Every entry below should be repeated exactly; the pictures should not.

# DATASET RECORDS start

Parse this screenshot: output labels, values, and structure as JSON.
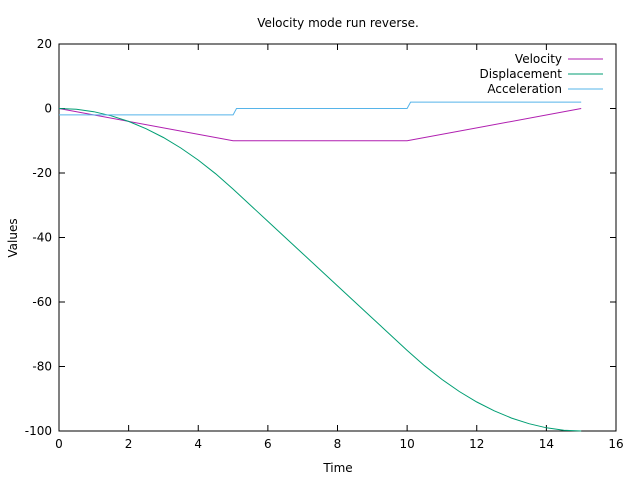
{
  "chart_data": {
    "type": "line",
    "title": "Velocity mode run reverse.",
    "xlabel": "Time",
    "ylabel": "Values",
    "xlim": [
      0,
      16
    ],
    "ylim": [
      -100,
      20
    ],
    "xticks": [
      0,
      2,
      4,
      6,
      8,
      10,
      12,
      14,
      16
    ],
    "yticks": [
      20,
      0,
      -20,
      -40,
      -60,
      -80,
      -100
    ],
    "xtick_labels": [
      "0",
      "2",
      "4",
      "6",
      "8",
      "10",
      "12",
      "14",
      "16"
    ],
    "ytick_labels": [
      "20",
      "0",
      "-20",
      "-40",
      "-60",
      "-80",
      "-100"
    ],
    "grid": false,
    "legend_position": "top-right",
    "series": [
      {
        "name": "Velocity",
        "color": "#b01fb0",
        "x": [
          0,
          5,
          10,
          15
        ],
        "y": [
          0,
          -10,
          -10,
          0
        ]
      },
      {
        "name": "Displacement",
        "color": "#009e73",
        "x": [
          0,
          0.5,
          1,
          1.5,
          2,
          2.5,
          3,
          3.5,
          4,
          4.5,
          5,
          6,
          7,
          8,
          9,
          10,
          10.5,
          11,
          11.5,
          12,
          12.5,
          13,
          13.5,
          14,
          14.5,
          15
        ],
        "y": [
          0,
          -0.25,
          -1,
          -2.25,
          -4,
          -6.25,
          -9,
          -12.25,
          -16,
          -20.25,
          -25,
          -35,
          -45,
          -55,
          -65,
          -75,
          -79.75,
          -84,
          -87.75,
          -91,
          -93.75,
          -96,
          -97.75,
          -99,
          -99.75,
          -100
        ]
      },
      {
        "name": "Acceleration",
        "color": "#56b4e9",
        "x": [
          0,
          5,
          5,
          5.1,
          10,
          10,
          10.1,
          15
        ],
        "y": [
          -2,
          -2,
          -2,
          0,
          0,
          0,
          2,
          2
        ]
      }
    ]
  }
}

# DATASET RECORDS end

**WRITTEN ANSWER:**
Parse this screenshot: output labels, values, and structure as JSON.
{
  "chart_data": {
    "type": "line",
    "title": "Velocity mode run reverse.",
    "xlabel": "Time",
    "ylabel": "Values",
    "xlim": [
      0,
      16
    ],
    "ylim": [
      -100,
      20
    ],
    "xticks": [
      0,
      2,
      4,
      6,
      8,
      10,
      12,
      14,
      16
    ],
    "yticks": [
      20,
      0,
      -20,
      -40,
      -60,
      -80,
      -100
    ],
    "xtick_labels": [
      "0",
      "2",
      "4",
      "6",
      "8",
      "10",
      "12",
      "14",
      "16"
    ],
    "ytick_labels": [
      "20",
      "0",
      "-20",
      "-40",
      "-60",
      "-80",
      "-100"
    ],
    "grid": false,
    "legend_position": "top-right",
    "series": [
      {
        "name": "Velocity",
        "color": "#b01fb0",
        "x": [
          0,
          5,
          10,
          15
        ],
        "y": [
          0,
          -10,
          -10,
          0
        ]
      },
      {
        "name": "Displacement",
        "color": "#009e73",
        "x": [
          0,
          0.5,
          1,
          1.5,
          2,
          2.5,
          3,
          3.5,
          4,
          4.5,
          5,
          6,
          7,
          8,
          9,
          10,
          10.5,
          11,
          11.5,
          12,
          12.5,
          13,
          13.5,
          14,
          14.5,
          15
        ],
        "y": [
          0,
          -0.25,
          -1,
          -2.25,
          -4,
          -6.25,
          -9,
          -12.25,
          -16,
          -20.25,
          -25,
          -35,
          -45,
          -55,
          -65,
          -75,
          -79.75,
          -84,
          -87.75,
          -91,
          -93.75,
          -96,
          -97.75,
          -99,
          -99.75,
          -100
        ]
      },
      {
        "name": "Acceleration",
        "color": "#56b4e9",
        "x": [
          0,
          5,
          5,
          5.1,
          10,
          10,
          10.1,
          15
        ],
        "y": [
          -2,
          -2,
          -2,
          0,
          0,
          0,
          2,
          2
        ]
      }
    ]
  }
}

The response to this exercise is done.